• [PROBLEM TO SOLVE]: Your task is to quote the material that follows, in full and exactly.

• [EXCERPTED RECORDS]:
╭──

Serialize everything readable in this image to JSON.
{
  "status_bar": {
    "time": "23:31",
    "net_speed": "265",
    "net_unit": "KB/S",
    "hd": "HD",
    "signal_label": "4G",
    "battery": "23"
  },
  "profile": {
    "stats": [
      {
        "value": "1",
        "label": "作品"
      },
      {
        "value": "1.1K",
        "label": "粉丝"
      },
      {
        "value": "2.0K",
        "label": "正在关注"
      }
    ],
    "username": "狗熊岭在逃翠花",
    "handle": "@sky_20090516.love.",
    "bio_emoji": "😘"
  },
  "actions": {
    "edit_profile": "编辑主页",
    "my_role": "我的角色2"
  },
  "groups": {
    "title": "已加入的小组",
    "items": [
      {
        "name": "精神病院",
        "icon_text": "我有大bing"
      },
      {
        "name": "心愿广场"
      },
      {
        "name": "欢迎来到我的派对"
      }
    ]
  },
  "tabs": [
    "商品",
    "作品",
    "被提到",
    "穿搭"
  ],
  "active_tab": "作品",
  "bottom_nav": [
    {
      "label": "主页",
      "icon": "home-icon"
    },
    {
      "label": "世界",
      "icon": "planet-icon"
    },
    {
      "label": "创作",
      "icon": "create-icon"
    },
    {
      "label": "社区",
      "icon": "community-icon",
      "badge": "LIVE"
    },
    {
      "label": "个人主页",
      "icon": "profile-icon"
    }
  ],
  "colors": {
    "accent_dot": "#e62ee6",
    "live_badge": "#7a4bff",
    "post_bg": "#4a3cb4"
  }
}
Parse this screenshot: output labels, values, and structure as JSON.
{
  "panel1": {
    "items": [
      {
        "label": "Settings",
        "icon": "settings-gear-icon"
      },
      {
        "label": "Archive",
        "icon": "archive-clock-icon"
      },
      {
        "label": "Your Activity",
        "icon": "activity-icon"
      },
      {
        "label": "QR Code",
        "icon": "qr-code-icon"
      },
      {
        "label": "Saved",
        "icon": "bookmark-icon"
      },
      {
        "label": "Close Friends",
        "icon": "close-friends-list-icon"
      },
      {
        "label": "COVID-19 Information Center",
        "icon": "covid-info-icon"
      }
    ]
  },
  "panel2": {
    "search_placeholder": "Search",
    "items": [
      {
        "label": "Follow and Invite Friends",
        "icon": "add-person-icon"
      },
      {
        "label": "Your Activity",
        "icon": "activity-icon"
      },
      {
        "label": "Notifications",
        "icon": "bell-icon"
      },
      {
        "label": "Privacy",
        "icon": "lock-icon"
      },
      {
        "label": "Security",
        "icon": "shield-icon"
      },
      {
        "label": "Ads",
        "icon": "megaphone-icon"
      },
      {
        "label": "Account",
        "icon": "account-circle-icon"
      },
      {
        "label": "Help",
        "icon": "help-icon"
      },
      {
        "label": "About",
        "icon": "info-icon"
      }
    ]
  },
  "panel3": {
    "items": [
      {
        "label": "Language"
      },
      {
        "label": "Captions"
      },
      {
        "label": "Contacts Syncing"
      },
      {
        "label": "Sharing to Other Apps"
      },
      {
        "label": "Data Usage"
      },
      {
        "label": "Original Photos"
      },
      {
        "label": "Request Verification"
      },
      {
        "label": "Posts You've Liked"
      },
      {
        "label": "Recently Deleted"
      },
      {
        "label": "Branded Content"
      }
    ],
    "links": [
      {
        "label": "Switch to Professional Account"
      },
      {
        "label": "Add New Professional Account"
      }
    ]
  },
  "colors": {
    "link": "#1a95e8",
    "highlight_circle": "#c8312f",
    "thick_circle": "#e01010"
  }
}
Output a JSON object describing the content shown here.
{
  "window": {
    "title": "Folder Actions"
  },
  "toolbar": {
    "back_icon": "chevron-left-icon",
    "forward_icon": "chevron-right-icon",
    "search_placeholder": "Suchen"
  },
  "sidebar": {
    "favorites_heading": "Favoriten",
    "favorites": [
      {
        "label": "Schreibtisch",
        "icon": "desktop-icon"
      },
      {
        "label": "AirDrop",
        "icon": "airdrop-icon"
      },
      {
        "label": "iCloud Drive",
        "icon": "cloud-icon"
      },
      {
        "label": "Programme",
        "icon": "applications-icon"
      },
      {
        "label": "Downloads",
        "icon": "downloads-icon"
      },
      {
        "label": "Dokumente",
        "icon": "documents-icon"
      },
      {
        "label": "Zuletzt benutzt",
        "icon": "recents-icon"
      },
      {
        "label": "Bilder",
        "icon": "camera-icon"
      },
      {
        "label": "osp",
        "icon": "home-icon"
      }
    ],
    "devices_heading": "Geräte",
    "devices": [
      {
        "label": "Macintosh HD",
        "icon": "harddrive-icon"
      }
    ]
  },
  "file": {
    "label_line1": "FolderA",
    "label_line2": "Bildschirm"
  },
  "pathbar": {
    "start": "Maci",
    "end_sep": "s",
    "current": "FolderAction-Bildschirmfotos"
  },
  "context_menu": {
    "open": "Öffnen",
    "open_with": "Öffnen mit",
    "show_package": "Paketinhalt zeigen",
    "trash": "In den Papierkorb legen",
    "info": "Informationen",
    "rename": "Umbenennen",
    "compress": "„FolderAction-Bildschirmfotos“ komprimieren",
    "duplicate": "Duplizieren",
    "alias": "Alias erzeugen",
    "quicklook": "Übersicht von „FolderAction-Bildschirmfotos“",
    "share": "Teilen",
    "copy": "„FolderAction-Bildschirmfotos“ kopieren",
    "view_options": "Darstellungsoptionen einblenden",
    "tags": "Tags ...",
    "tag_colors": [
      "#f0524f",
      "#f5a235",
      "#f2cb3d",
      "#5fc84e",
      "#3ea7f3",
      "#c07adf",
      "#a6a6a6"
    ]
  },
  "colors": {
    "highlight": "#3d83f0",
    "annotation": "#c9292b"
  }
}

╰──

• [EXPECTED OUTPUT]:
Serialize everything readable in this image to JSON.
{
  "status_bar": {
    "time": "23:31",
    "net_speed": "265",
    "net_unit": "KB/S",
    "hd": "HD",
    "signal_label": "4G",
    "battery": "23"
  },
  "profile": {
    "stats": [
      {
        "value": "1",
        "label": "作品"
      },
      {
        "value": "1.1K",
        "label": "粉丝"
      },
      {
        "value": "2.0K",
        "label": "正在关注"
      }
    ],
    "username": "狗熊岭在逃翠花",
    "handle": "@sky_20090516.love.",
    "bio_emoji": "😘"
  },
  "actions": {
    "edit_profile": "编辑主页",
    "my_role": "我的角色2"
  },
  "groups": {
    "title": "已加入的小组",
    "items": [
      {
        "name": "精神病院",
        "icon_text": "我有大bing"
      },
      {
        "name": "心愿广场"
      },
      {
        "name": "欢迎来到我的派对"
      }
    ]
  },
  "tabs": [
    "商品",
    "作品",
    "被提到",
    "穿搭"
  ],
  "active_tab": "作品",
  "bottom_nav": [
    {
      "label": "主页",
      "icon": "home-icon"
    },
    {
      "label": "世界",
      "icon": "planet-icon"
    },
    {
      "label": "创作",
      "icon": "create-icon"
    },
    {
      "label": "社区",
      "icon": "community-icon",
      "badge": "LIVE"
    },
    {
      "label": "个人主页",
      "icon": "profile-icon"
    }
  ],
  "colors": {
    "accent_dot": "#e62ee6",
    "live_badge": "#7a4bff",
    "post_bg": "#4a3cb4"
  }
}
Parse this screenshot: output labels, values, and structure as JSON.
{
  "panel1": {
    "items": [
      {
        "label": "Settings",
        "icon": "settings-gear-icon"
      },
      {
        "label": "Archive",
        "icon": "archive-clock-icon"
      },
      {
        "label": "Your Activity",
        "icon": "activity-icon"
      },
      {
        "label": "QR Code",
        "icon": "qr-code-icon"
      },
      {
        "label": "Saved",
        "icon": "bookmark-icon"
      },
      {
        "label": "Close Friends",
        "icon": "close-friends-list-icon"
      },
      {
        "label": "COVID-19 Information Center",
        "icon": "covid-info-icon"
      }
    ]
  },
  "panel2": {
    "search_placeholder": "Search",
    "items": [
      {
        "label": "Follow and Invite Friends",
        "icon": "add-person-icon"
      },
      {
        "label": "Your Activity",
        "icon": "activity-icon"
      },
      {
        "label": "Notifications",
        "icon": "bell-icon"
      },
      {
        "label": "Privacy",
        "icon": "lock-icon"
      },
      {
        "label": "Security",
        "icon": "shield-icon"
      },
      {
        "label": "Ads",
        "icon": "megaphone-icon"
      },
      {
        "label": "Account",
        "icon": "account-circle-icon"
      },
      {
        "label": "Help",
        "icon": "help-icon"
      },
      {
        "label": "About",
        "icon": "info-icon"
      }
    ]
  },
  "panel3": {
    "items": [
      {
        "label": "Language"
      },
      {
        "label": "Captions"
      },
      {
        "label": "Contacts Syncing"
      },
      {
        "label": "Sharing to Other Apps"
      },
      {
        "label": "Data Usage"
      },
      {
        "label": "Original Photos"
      },
      {
        "label": "Request Verification"
      },
      {
        "label": "Posts You've Liked"
      },
      {
        "label": "Recently Deleted"
      },
      {
        "label": "Branded Content"
      }
    ],
    "links": [
      {
        "label": "Switch to Professional Account"
      },
      {
        "label": "Add New Professional Account"
      }
    ]
  },
  "colors": {
    "link": "#1a95e8",
    "highlight_circle": "#c8312f",
    "thick_circle": "#e01010"
  }
}
Output a JSON object describing the content shown here.
{
  "window": {
    "title": "Folder Actions"
  },
  "toolbar": {
    "back_icon": "chevron-left-icon",
    "forward_icon": "chevron-right-icon",
    "search_placeholder": "Suchen"
  },
  "sidebar": {
    "favorites_heading": "Favoriten",
    "favorites": [
      {
        "label": "Schreibtisch",
        "icon": "desktop-icon"
      },
      {
        "label": "AirDrop",
        "icon": "airdrop-icon"
      },
      {
        "label": "iCloud Drive",
        "icon": "cloud-icon"
      },
      {
        "label": "Programme",
        "icon": "applications-icon"
      },
      {
        "label": "Downloads",
        "icon": "downloads-icon"
      },
      {
        "label": "Dokumente",
        "icon": "documents-icon"
      },
      {
        "label": "Zuletzt benutzt",
        "icon": "recents-icon"
      },
      {
        "label": "Bilder",
        "icon": "camera-icon"
      },
      {
        "label": "osp",
        "icon": "home-icon"
      }
    ],
    "devices_heading": "Geräte",
    "devices": [
      {
        "label": "Macintosh HD",
        "icon": "harddrive-icon"
      }
    ]
  },
  "file": {
    "label_line1": "FolderA",
    "label_line2": "Bildschirm"
  },
  "pathbar": {
    "start": "Maci",
    "end_sep": "s",
    "current": "FolderAction-Bildschirmfotos"
  },
  "context_menu": {
    "open": "Öffnen",
    "open_with": "Öffnen mit",
    "show_package": "Paketinhalt zeigen",
    "trash": "In den Papierkorb legen",
    "info": "Informationen",
    "rename": "Umbenennen",
    "compress": "„FolderAction-Bildschirmfotos“ komprimieren",
    "duplicate": "Duplizieren",
    "alias": "Alias erzeugen",
    "quicklook": "Übersicht von „FolderAction-Bildschirmfotos“",
    "share": "Teilen",
    "copy": "„FolderAction-Bildschirmfotos“ kopieren",
    "view_options": "Darstellungsoptionen einblenden",
    "tags": "Tags ...",
    "tag_colors": [
      "#f0524f",
      "#f5a235",
      "#f2cb3d",
      "#5fc84e",
      "#3ea7f3",
      "#c07adf",
      "#a6a6a6"
    ]
  },
  "colors": {
    "highlight": "#3d83f0",
    "annotation": "#c9292b"
  }
}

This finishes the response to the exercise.